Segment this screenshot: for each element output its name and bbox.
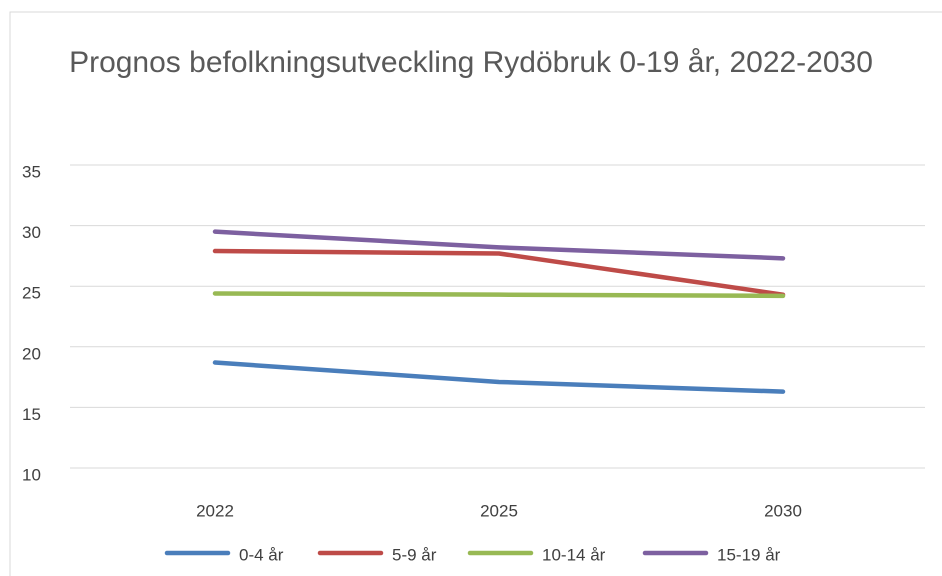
legend-label: 10-14 år [542,545,606,564]
series-line [212,360,786,394]
chart-border [9,11,942,576]
legend-label: 15-19 år [717,545,781,564]
y-tick-label: 10 [22,465,41,484]
legend-label: 0-4 år [239,545,284,564]
y-tick-label: 30 [22,223,41,242]
y-tick-label: 20 [22,344,41,363]
x-tick-label: 2025 [480,501,518,520]
series-line [212,291,786,299]
y-tick-label: 25 [22,284,41,303]
x-tick-label: 2030 [764,501,802,520]
series-line [212,248,786,297]
chart-title: Prognos befolkningsutveckling Rydöbruk 0… [69,46,873,79]
legend-label: 5-9 år [392,545,437,564]
x-tick-label: 2022 [196,501,234,520]
y-tick-label: 15 [22,405,41,424]
y-tick-label: 35 [22,162,41,181]
series-line [212,229,786,261]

# [Required work]
Could you write out the entries above line for line, without changing any of them, and leave the pictures out of your copy?

# [Expected output]
Segment this screenshot: for each element output its name and bbox.
legend-label: 10-14 år [542,545,606,564]
series-line [212,360,786,394]
chart-border [9,11,942,576]
legend-label: 15-19 år [717,545,781,564]
y-tick-label: 10 [22,465,41,484]
legend-label: 0-4 år [239,545,284,564]
y-tick-label: 30 [22,223,41,242]
y-tick-label: 20 [22,344,41,363]
x-tick-label: 2025 [480,501,518,520]
series-line [212,291,786,299]
y-tick-label: 25 [22,284,41,303]
x-tick-label: 2030 [764,501,802,520]
series-line [212,248,786,297]
chart-title: Prognos befolkningsutveckling Rydöbruk 0… [69,46,873,79]
legend-label: 5-9 år [392,545,437,564]
x-tick-label: 2022 [196,501,234,520]
y-tick-label: 15 [22,405,41,424]
y-tick-label: 35 [22,162,41,181]
series-line [212,229,786,261]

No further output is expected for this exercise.